- TO DO
Write out the data below exactly as given, without any of its pictures.

-- MATERIAL SUPPLIED start --

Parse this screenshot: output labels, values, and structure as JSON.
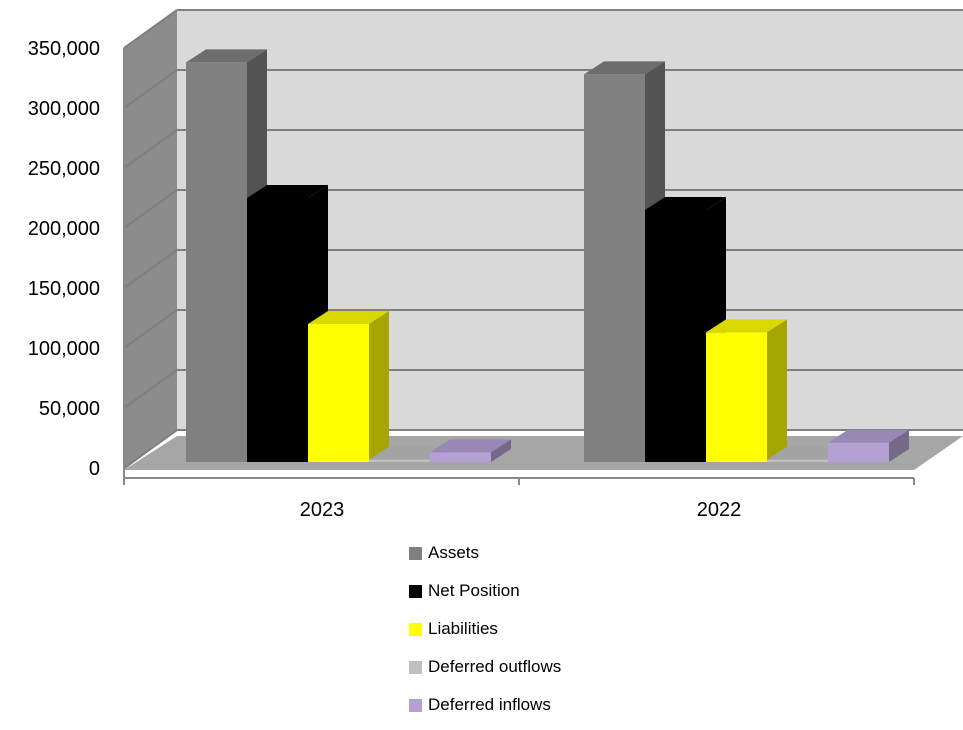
{
  "chart_data": {
    "type": "bar",
    "categories": [
      "2023",
      "2022"
    ],
    "series": [
      {
        "name": "Assets",
        "values": [
          333000,
          323000
        ],
        "color": "#808080"
      },
      {
        "name": "Net Position",
        "values": [
          220000,
          210000
        ],
        "color": "#000000"
      },
      {
        "name": "Liabilities",
        "values": [
          115000,
          108000
        ],
        "color": "#ffff00"
      },
      {
        "name": "Deferred outflows",
        "values": [
          2000,
          2000
        ],
        "color": "#c0c0c0"
      },
      {
        "name": "Deferred inflows",
        "values": [
          8000,
          16000
        ],
        "color": "#b4a0d2"
      }
    ],
    "y_ticks": [
      "0",
      "50,000",
      "100,000",
      "150,000",
      "200,000",
      "250,000",
      "300,000",
      "350,000"
    ],
    "ylim": [
      0,
      350000
    ],
    "grid": true,
    "legend_position": "bottom",
    "style": "3d-clustered-column"
  }
}
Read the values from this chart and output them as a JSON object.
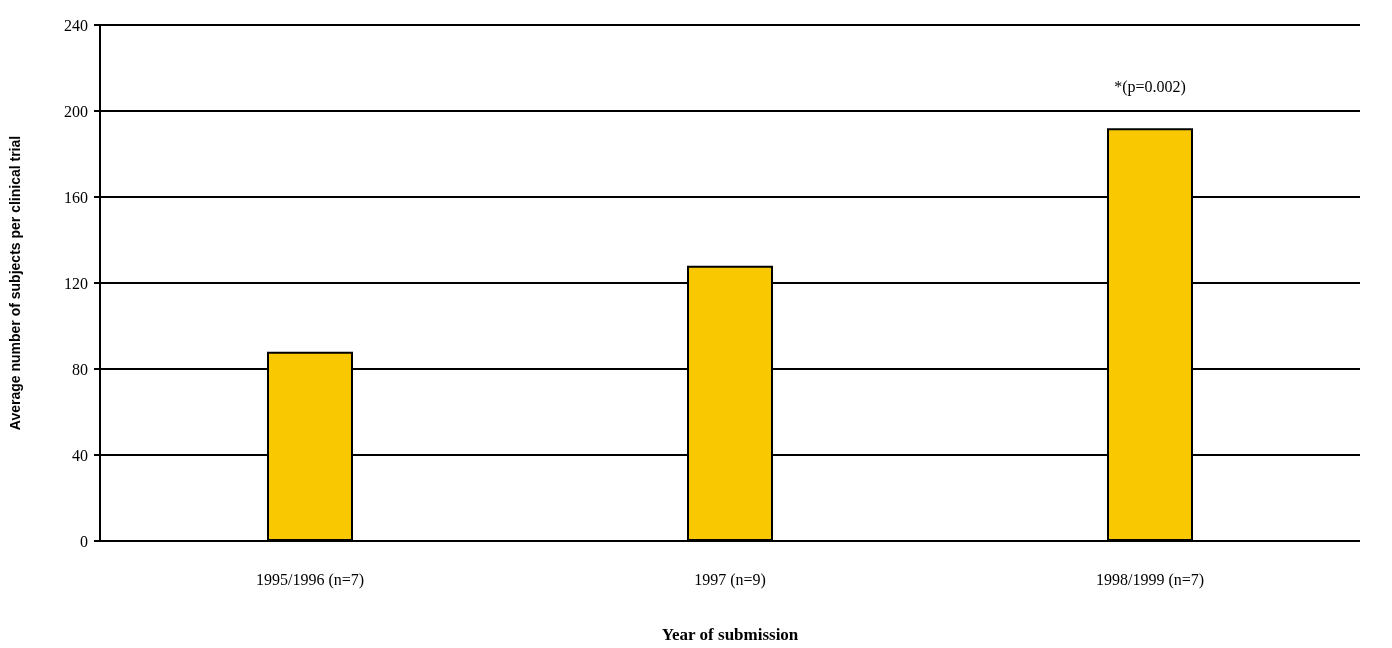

-- MATERIAL SUPPLIED end --

- WRITTEN SOLUTION
Parse this screenshot: output labels, values, and structure as JSON.
{
  "chart_data": {
    "type": "bar",
    "categories": [
      "2023",
      "2022"
    ],
    "series": [
      {
        "name": "Assets",
        "values": [
          333000,
          323000
        ],
        "color": "#808080"
      },
      {
        "name": "Net Position",
        "values": [
          220000,
          210000
        ],
        "color": "#000000"
      },
      {
        "name": "Liabilities",
        "values": [
          115000,
          108000
        ],
        "color": "#ffff00"
      },
      {
        "name": "Deferred outflows",
        "values": [
          2000,
          2000
        ],
        "color": "#c0c0c0"
      },
      {
        "name": "Deferred inflows",
        "values": [
          8000,
          16000
        ],
        "color": "#b4a0d2"
      }
    ],
    "y_ticks": [
      "0",
      "50,000",
      "100,000",
      "150,000",
      "200,000",
      "250,000",
      "300,000",
      "350,000"
    ],
    "ylim": [
      0,
      350000
    ],
    "grid": true,
    "legend_position": "bottom",
    "style": "3d-clustered-column"
  }
}
Read the values from this chart and output them as a JSON object.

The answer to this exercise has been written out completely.